(Items from a figure collection)
++++++
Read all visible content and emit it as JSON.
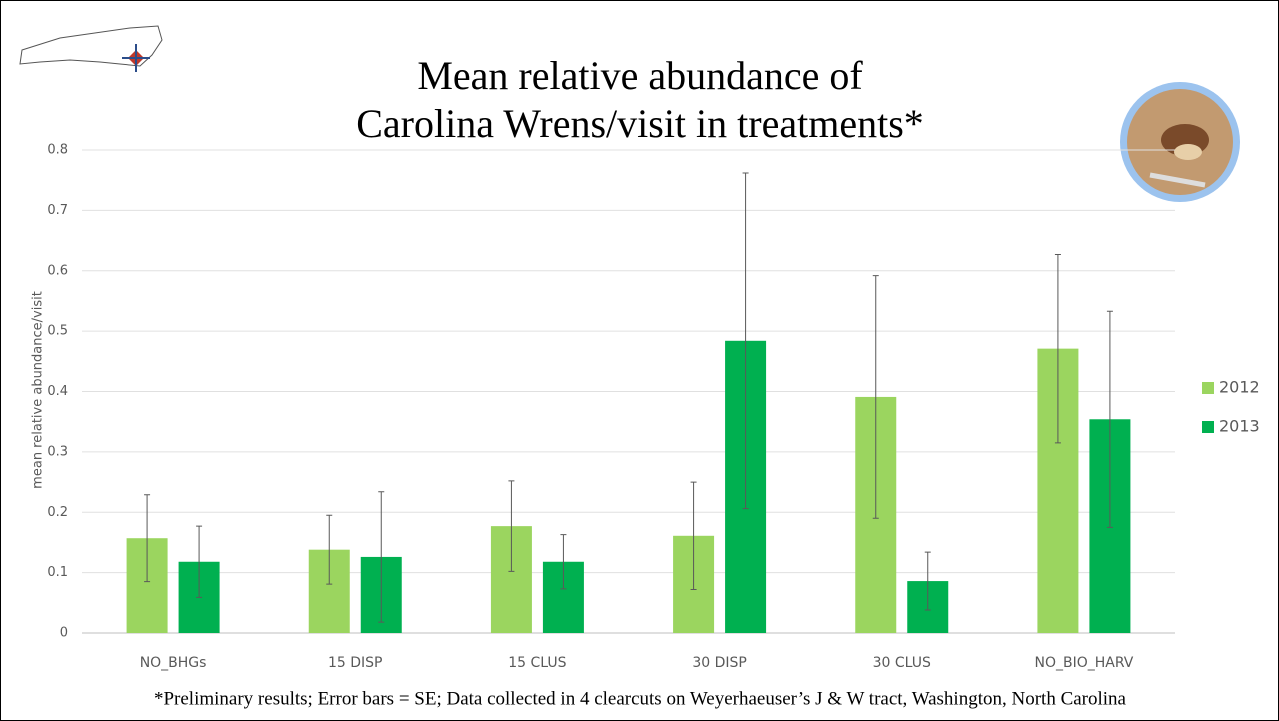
{
  "chart_data": {
    "type": "bar",
    "title": "Mean relative abundance of",
    "subtitle": "Carolina Wrens/visit in treatments*",
    "y_label": "mean relative abundance/visit",
    "categories": [
      "NO_BHGs",
      "15 DISP",
      "15 CLUS",
      "30 DISP",
      "30 CLUS",
      "NO_BIO_HARV"
    ],
    "series": [
      {
        "name": "2012",
        "color": "#9bd55f",
        "values": [
          0.157,
          0.138,
          0.177,
          0.161,
          0.391,
          0.471
        ],
        "errors": [
          0.072,
          0.057,
          0.075,
          0.089,
          0.201,
          0.156
        ]
      },
      {
        "name": "2013",
        "color": "#00b050",
        "values": [
          0.118,
          0.126,
          0.118,
          0.484,
          0.086,
          0.354
        ],
        "errors": [
          0.059,
          0.108,
          0.045,
          0.278,
          0.048,
          0.179
        ]
      }
    ],
    "ylim": [
      0,
      0.8
    ],
    "yticks": [
      0,
      0.1,
      0.2,
      0.3,
      0.4,
      0.5,
      0.6,
      0.7,
      0.8
    ],
    "grid": true,
    "legend": "right",
    "footnote": "*Preliminary results; Error bars = SE; Data collected in 4 clearcuts on Weyerhaeuser’s J & W tract, Washington, North Carolina"
  }
}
++++++
§ Your objective: Scan the listing above for the word "abundance" and show each line where it is found.

§ The output:
    "title": "Mean relative abundance of",
    "y_label": "mean relative abundance/visit",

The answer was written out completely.